*Instructions to follow*: The entries below contain pictures. Retype everything except those pictures, exactly as given.

━━━━━ Exercise materials

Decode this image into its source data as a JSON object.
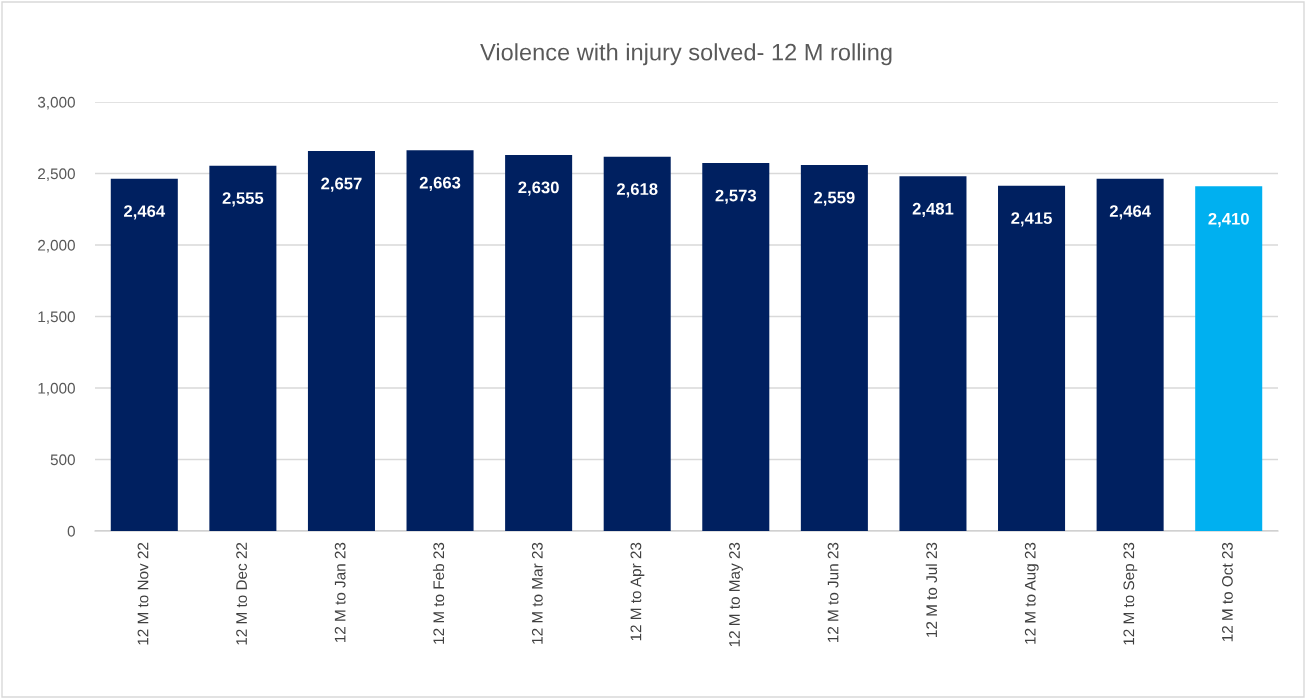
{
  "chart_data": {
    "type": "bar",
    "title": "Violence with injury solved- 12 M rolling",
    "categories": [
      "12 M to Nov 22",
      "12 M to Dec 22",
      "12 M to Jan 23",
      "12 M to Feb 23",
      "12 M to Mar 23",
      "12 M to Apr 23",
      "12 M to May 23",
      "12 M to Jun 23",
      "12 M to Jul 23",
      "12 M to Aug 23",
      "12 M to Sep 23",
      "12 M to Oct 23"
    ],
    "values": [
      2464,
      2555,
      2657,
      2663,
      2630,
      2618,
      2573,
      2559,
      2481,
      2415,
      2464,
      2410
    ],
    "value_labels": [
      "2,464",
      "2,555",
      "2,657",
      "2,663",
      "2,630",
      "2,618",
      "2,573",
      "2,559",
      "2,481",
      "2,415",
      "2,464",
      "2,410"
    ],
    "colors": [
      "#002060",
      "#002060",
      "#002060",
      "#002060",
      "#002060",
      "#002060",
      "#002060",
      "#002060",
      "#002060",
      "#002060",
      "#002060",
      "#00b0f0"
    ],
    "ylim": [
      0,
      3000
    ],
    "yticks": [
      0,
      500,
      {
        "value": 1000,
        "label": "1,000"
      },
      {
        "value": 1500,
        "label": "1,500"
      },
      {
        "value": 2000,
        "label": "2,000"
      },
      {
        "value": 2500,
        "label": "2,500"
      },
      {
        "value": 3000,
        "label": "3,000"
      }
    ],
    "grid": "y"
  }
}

━━━━━━━━━━

*Result below*:
Decode this image into its source data as a JSON object.
{
  "chart_data": {
    "type": "bar",
    "title": "Violence with injury solved- 12 M rolling",
    "categories": [
      "12 M to Nov 22",
      "12 M to Dec 22",
      "12 M to Jan 23",
      "12 M to Feb 23",
      "12 M to Mar 23",
      "12 M to Apr 23",
      "12 M to May 23",
      "12 M to Jun 23",
      "12 M to Jul 23",
      "12 M to Aug 23",
      "12 M to Sep 23",
      "12 M to Oct 23"
    ],
    "values": [
      2464,
      2555,
      2657,
      2663,
      2630,
      2618,
      2573,
      2559,
      2481,
      2415,
      2464,
      2410
    ],
    "value_labels": [
      "2,464",
      "2,555",
      "2,657",
      "2,663",
      "2,630",
      "2,618",
      "2,573",
      "2,559",
      "2,481",
      "2,415",
      "2,464",
      "2,410"
    ],
    "colors": [
      "#002060",
      "#002060",
      "#002060",
      "#002060",
      "#002060",
      "#002060",
      "#002060",
      "#002060",
      "#002060",
      "#002060",
      "#002060",
      "#00b0f0"
    ],
    "ylim": [
      0,
      3000
    ],
    "yticks": [
      0,
      500,
      {
        "value": 1000,
        "label": "1,000"
      },
      {
        "value": 1500,
        "label": "1,500"
      },
      {
        "value": 2000,
        "label": "2,000"
      },
      {
        "value": 2500,
        "label": "2,500"
      },
      {
        "value": 3000,
        "label": "3,000"
      }
    ],
    "grid": "y"
  }
}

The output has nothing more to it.